** Request **
Reproduce all of the material exactly as shown.

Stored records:
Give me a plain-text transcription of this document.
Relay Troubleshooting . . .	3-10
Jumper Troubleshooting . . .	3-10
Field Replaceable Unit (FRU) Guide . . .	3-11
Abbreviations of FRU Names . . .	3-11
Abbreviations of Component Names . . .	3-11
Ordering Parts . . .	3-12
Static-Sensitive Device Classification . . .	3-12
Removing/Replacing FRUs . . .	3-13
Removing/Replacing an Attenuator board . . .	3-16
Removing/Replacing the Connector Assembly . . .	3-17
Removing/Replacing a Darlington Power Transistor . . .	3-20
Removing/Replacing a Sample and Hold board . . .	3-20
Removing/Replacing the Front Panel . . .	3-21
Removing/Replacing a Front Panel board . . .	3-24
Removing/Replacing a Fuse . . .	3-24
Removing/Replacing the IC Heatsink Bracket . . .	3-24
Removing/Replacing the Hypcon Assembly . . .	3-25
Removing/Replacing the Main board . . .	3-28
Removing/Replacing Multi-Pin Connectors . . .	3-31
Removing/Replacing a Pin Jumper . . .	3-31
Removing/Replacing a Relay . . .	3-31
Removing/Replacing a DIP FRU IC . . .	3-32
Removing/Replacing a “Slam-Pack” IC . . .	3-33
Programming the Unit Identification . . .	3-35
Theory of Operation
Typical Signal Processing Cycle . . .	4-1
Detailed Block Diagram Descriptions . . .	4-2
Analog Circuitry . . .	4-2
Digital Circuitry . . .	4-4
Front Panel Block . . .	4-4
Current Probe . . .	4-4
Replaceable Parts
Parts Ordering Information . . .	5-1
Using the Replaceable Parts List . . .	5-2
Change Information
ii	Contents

** Response **
Give me a plain-text transcription of this document.
Relay Troubleshooting . . .	3-10
Jumper Troubleshooting . . .	3-10
Field Replaceable Unit (FRU) Guide . . .	3-11
Abbreviations of FRU Names . . .	3-11
Abbreviations of Component Names . . .	3-11
Ordering Parts . . .	3-12
Static-Sensitive Device Classification . . .	3-12
Removing/Replacing FRUs . . .	3-13
Removing/Replacing an Attenuator board . . .	3-16
Removing/Replacing the Connector Assembly . . .	3-17
Removing/Replacing a Darlington Power Transistor . . .	3-20
Removing/Replacing a Sample and Hold board . . .	3-20
Removing/Replacing the Front Panel . . .	3-21
Removing/Replacing a Front Panel board . . .	3-24
Removing/Replacing a Fuse . . .	3-24
Removing/Replacing the IC Heatsink Bracket . . .	3-24
Removing/Replacing the Hypcon Assembly . . .	3-25
Removing/Replacing the Main board . . .	3-28
Removing/Replacing Multi-Pin Connectors . . .	3-31
Removing/Replacing a Pin Jumper . . .	3-31
Removing/Replacing a Relay . . .	3-31
Removing/Replacing a DIP FRU IC . . .	3-32
Removing/Replacing a “Slam-Pack” IC . . .	3-33
Programming the Unit Identification . . .	3-35
Theory of Operation
Typical Signal Processing Cycle . . .	4-1
Detailed Block Diagram Descriptions . . .	4-2
Analog Circuitry . . .	4-2
Digital Circuitry . . .	4-4
Front Panel Block . . .	4-4
Current Probe . . .	4-4
Replaceable Parts
Parts Ordering Information . . .	5-1
Using the Replaceable Parts List . . .	5-2
Change Information
ii	Contents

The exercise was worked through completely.